__WHAT IS ASKED__
Pick out the lines below that contain the string "퇴직적립금" and copy them all.

__DATA LINES__
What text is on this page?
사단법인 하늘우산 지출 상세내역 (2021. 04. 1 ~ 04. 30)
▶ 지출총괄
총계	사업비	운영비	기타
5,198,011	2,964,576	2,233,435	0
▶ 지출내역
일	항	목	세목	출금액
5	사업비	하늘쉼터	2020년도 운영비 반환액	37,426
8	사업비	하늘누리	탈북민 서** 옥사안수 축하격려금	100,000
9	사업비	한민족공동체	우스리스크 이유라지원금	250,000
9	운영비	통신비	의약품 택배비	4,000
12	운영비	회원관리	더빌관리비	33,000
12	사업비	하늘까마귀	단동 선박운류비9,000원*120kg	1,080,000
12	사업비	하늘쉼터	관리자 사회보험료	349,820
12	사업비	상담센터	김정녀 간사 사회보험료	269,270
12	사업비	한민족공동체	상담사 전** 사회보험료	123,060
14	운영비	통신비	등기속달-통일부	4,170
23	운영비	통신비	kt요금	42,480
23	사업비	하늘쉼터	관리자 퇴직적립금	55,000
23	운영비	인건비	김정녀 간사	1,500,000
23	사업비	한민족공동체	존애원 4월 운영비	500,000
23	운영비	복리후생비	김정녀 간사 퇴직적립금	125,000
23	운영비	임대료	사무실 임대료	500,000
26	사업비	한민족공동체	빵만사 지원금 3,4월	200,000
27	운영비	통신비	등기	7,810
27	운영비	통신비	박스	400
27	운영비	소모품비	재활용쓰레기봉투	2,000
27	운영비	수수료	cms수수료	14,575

__EXERCISE RESPONSE__
23	사업비	하늘쉼터	관리자 퇴직적립금	55,000
23	운영비	복리후생비	김정녀 간사 퇴직적립금	125,000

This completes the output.